(Stored items)
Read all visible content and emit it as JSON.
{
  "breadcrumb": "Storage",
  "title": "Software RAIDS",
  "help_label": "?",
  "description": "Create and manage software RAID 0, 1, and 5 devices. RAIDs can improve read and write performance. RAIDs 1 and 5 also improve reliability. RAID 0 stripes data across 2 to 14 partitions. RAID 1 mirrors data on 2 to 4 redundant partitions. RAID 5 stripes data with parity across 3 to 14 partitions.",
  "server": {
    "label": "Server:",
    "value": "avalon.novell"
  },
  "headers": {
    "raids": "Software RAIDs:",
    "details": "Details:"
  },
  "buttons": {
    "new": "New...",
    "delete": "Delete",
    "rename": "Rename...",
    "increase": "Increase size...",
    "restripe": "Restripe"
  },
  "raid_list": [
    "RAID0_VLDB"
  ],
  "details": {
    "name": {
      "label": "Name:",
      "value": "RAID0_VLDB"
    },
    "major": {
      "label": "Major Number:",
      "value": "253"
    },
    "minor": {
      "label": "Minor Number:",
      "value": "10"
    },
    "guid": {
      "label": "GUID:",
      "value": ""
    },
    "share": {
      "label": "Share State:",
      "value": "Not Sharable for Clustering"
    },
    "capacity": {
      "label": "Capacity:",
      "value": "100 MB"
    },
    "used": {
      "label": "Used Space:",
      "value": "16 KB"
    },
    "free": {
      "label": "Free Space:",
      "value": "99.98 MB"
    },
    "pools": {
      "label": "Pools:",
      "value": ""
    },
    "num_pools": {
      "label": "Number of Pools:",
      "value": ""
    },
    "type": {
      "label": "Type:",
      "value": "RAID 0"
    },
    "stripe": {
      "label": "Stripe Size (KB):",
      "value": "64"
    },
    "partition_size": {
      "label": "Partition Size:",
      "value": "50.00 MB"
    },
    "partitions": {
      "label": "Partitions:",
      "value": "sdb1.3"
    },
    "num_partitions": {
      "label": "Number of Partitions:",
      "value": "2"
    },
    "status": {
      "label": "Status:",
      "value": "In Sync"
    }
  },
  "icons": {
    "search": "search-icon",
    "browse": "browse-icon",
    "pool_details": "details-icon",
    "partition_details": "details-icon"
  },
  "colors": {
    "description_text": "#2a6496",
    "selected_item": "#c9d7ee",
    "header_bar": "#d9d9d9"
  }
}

[AIM OF THE TASK] Return every entry verbatim.

[ANSWER TO THIS TASK]
Read all visible content and emit it as JSON.
{
  "breadcrumb": "Storage",
  "title": "Software RAIDS",
  "help_label": "?",
  "description": "Create and manage software RAID 0, 1, and 5 devices. RAIDs can improve read and write performance. RAIDs 1 and 5 also improve reliability. RAID 0 stripes data across 2 to 14 partitions. RAID 1 mirrors data on 2 to 4 redundant partitions. RAID 5 stripes data with parity across 3 to 14 partitions.",
  "server": {
    "label": "Server:",
    "value": "avalon.novell"
  },
  "headers": {
    "raids": "Software RAIDs:",
    "details": "Details:"
  },
  "buttons": {
    "new": "New...",
    "delete": "Delete",
    "rename": "Rename...",
    "increase": "Increase size...",
    "restripe": "Restripe"
  },
  "raid_list": [
    "RAID0_VLDB"
  ],
  "details": {
    "name": {
      "label": "Name:",
      "value": "RAID0_VLDB"
    },
    "major": {
      "label": "Major Number:",
      "value": "253"
    },
    "minor": {
      "label": "Minor Number:",
      "value": "10"
    },
    "guid": {
      "label": "GUID:",
      "value": ""
    },
    "share": {
      "label": "Share State:",
      "value": "Not Sharable for Clustering"
    },
    "capacity": {
      "label": "Capacity:",
      "value": "100 MB"
    },
    "used": {
      "label": "Used Space:",
      "value": "16 KB"
    },
    "free": {
      "label": "Free Space:",
      "value": "99.98 MB"
    },
    "pools": {
      "label": "Pools:",
      "value": ""
    },
    "num_pools": {
      "label": "Number of Pools:",
      "value": ""
    },
    "type": {
      "label": "Type:",
      "value": "RAID 0"
    },
    "stripe": {
      "label": "Stripe Size (KB):",
      "value": "64"
    },
    "partition_size": {
      "label": "Partition Size:",
      "value": "50.00 MB"
    },
    "partitions": {
      "label": "Partitions:",
      "value": "sdb1.3"
    },
    "num_partitions": {
      "label": "Number of Partitions:",
      "value": "2"
    },
    "status": {
      "label": "Status:",
      "value": "In Sync"
    }
  },
  "icons": {
    "search": "search-icon",
    "browse": "browse-icon",
    "pool_details": "details-icon",
    "partition_details": "details-icon"
  },
  "colors": {
    "description_text": "#2a6496",
    "selected_item": "#c9d7ee",
    "header_bar": "#d9d9d9"
  }
}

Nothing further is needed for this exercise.